▶ Stored data
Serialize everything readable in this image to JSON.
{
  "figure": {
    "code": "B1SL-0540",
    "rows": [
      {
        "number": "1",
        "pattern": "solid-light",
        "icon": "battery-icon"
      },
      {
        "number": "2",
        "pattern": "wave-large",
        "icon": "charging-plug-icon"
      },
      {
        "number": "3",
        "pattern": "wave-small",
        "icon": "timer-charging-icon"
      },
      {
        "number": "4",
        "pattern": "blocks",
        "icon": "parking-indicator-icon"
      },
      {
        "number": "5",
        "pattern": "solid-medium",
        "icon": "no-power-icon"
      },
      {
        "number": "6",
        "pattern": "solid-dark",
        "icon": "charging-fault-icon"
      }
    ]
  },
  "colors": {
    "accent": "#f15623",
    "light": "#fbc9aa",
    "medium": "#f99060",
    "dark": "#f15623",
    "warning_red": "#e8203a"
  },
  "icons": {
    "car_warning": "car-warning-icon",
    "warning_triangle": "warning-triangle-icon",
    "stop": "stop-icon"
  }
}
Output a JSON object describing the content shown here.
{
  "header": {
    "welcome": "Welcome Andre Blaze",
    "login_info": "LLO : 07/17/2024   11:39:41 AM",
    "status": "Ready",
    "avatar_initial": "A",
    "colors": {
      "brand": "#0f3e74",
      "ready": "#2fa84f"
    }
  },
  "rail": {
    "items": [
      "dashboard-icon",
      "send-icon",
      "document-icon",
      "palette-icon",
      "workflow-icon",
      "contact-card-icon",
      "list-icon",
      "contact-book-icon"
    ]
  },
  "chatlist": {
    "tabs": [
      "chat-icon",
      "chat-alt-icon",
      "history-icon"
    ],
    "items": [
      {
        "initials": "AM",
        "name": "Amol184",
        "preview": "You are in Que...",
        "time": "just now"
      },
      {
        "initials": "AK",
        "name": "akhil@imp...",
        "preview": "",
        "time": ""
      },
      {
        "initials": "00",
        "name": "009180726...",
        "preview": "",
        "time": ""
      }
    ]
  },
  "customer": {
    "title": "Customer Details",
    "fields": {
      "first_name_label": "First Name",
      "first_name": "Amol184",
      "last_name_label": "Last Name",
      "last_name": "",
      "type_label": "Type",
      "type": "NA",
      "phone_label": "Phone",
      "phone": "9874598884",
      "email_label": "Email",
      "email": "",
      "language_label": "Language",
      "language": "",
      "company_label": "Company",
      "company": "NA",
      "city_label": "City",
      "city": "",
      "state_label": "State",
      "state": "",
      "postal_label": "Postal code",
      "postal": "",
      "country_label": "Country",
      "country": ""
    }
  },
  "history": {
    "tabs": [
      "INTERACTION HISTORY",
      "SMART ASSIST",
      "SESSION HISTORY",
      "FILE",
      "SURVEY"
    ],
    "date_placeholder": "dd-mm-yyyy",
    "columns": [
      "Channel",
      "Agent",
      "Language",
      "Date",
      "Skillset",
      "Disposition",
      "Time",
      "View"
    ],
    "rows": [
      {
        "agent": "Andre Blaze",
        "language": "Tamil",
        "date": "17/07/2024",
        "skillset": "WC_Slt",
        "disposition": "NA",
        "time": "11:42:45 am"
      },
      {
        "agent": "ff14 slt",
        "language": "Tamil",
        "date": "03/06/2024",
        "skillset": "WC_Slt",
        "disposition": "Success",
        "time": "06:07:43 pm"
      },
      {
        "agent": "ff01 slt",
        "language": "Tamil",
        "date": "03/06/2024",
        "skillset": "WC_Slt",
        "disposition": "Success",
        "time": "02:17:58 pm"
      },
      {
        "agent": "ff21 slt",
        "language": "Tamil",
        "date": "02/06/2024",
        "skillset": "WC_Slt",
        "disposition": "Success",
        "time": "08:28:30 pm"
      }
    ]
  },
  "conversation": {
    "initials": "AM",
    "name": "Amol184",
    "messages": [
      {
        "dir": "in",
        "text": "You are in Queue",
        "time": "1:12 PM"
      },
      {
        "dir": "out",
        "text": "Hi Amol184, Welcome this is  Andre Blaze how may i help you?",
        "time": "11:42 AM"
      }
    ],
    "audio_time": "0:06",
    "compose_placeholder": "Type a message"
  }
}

▶ Short problem
Check each line of the data above for the word "medium", then state how many lines have it. Give the number alone.

▶ Task output
2